* Start Records for this task *

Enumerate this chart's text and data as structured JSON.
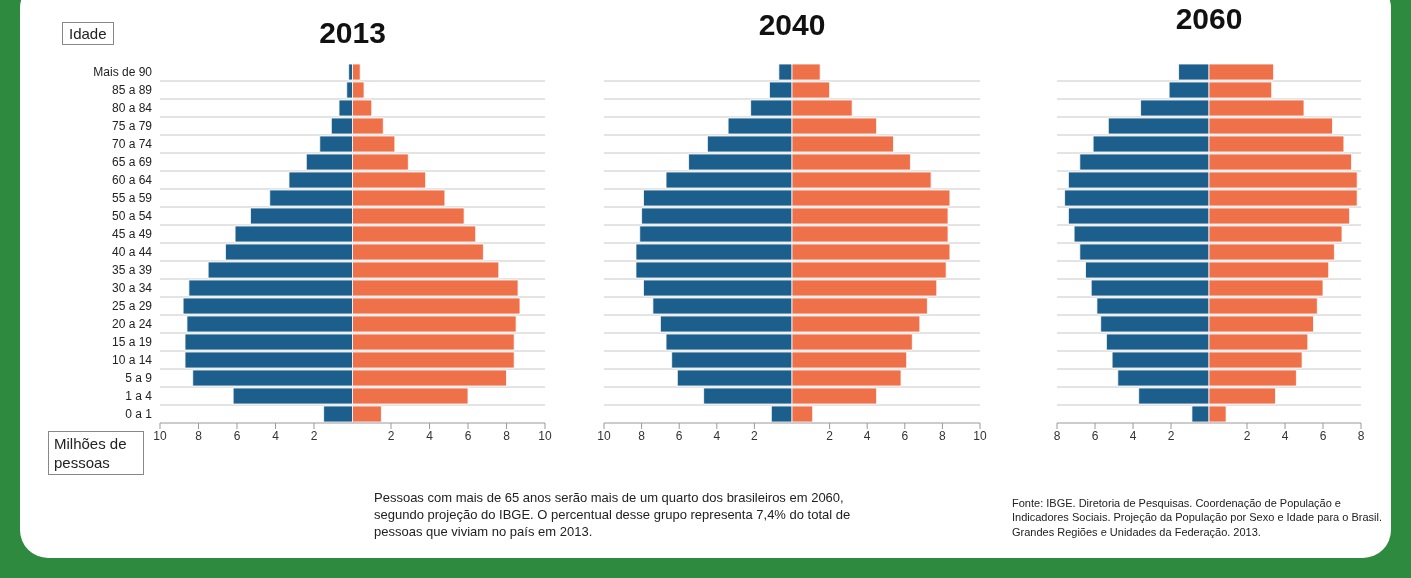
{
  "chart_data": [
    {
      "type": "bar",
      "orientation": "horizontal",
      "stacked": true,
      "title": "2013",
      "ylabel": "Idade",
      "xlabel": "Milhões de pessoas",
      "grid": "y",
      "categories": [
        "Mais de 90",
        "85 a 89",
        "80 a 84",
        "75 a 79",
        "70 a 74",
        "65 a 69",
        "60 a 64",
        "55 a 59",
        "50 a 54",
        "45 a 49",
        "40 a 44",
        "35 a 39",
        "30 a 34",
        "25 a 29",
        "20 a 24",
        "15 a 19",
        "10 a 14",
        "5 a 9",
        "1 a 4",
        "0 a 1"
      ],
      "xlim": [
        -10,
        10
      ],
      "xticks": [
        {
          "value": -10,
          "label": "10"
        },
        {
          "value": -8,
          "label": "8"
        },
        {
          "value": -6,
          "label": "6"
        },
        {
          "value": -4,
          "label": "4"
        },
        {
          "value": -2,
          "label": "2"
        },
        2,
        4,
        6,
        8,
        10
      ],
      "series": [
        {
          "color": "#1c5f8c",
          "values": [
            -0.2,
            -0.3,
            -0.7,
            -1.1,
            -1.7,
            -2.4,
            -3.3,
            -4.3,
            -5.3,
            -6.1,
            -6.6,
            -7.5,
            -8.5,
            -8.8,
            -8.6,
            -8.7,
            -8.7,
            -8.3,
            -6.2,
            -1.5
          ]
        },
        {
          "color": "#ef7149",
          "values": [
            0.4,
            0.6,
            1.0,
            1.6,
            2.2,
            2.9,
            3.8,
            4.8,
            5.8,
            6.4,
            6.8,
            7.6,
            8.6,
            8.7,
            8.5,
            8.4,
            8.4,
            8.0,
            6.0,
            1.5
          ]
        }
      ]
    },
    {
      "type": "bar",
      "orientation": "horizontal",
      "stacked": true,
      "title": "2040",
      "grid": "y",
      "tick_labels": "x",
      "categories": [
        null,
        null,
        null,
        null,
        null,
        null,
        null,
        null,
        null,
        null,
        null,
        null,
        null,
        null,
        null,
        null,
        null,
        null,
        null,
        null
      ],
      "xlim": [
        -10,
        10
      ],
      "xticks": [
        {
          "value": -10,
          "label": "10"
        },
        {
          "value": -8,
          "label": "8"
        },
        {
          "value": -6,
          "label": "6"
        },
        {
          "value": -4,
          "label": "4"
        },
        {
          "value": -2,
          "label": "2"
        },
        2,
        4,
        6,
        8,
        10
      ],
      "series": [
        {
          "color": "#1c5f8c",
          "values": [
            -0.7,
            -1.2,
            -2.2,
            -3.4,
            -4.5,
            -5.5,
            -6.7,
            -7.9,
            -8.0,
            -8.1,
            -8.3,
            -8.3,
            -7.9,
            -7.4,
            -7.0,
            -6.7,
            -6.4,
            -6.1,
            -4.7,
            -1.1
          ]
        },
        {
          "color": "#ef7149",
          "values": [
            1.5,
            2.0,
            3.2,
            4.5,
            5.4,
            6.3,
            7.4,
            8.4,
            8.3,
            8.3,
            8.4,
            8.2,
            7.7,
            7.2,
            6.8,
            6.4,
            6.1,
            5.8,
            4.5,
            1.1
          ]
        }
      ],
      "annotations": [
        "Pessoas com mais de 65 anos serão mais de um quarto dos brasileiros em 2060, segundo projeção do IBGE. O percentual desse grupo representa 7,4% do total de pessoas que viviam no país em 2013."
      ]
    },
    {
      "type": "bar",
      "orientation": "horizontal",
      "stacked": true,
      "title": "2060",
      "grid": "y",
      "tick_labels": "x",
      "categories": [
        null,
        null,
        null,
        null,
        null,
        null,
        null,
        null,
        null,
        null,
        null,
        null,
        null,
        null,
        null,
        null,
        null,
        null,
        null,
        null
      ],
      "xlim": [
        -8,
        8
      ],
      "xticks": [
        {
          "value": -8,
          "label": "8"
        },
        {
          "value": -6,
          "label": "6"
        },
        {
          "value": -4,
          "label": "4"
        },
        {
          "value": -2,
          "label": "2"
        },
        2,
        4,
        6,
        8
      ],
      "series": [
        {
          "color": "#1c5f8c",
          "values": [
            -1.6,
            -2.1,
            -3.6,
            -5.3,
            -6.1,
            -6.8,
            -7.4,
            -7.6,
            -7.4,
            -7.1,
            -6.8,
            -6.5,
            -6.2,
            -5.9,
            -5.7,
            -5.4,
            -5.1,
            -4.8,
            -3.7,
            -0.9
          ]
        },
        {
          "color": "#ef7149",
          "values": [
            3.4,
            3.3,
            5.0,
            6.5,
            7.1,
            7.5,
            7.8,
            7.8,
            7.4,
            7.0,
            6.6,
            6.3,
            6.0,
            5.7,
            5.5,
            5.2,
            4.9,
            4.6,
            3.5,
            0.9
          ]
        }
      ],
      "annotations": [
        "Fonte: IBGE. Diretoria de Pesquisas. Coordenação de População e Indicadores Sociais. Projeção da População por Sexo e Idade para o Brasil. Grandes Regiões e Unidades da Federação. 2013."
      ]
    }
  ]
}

* End Records for this task *

*Given problem*. Each line above that holds the string "IBGE" should be copied and shown.

*Reply*.
        "Pessoas com mais de 65 anos serão mais de um quarto dos brasileiros em 2060, segundo projeção do IBGE. O percentual desse grupo representa 7,4% do total de pessoas que viviam no país em 2013."
        "Fonte: IBGE. Diretoria de Pesquisas. Coordenação de População e Indicadores Sociais. Projeção da População por Sexo e Idade para o Brasil. Grandes Regiões e Unidades da Federação. 2013."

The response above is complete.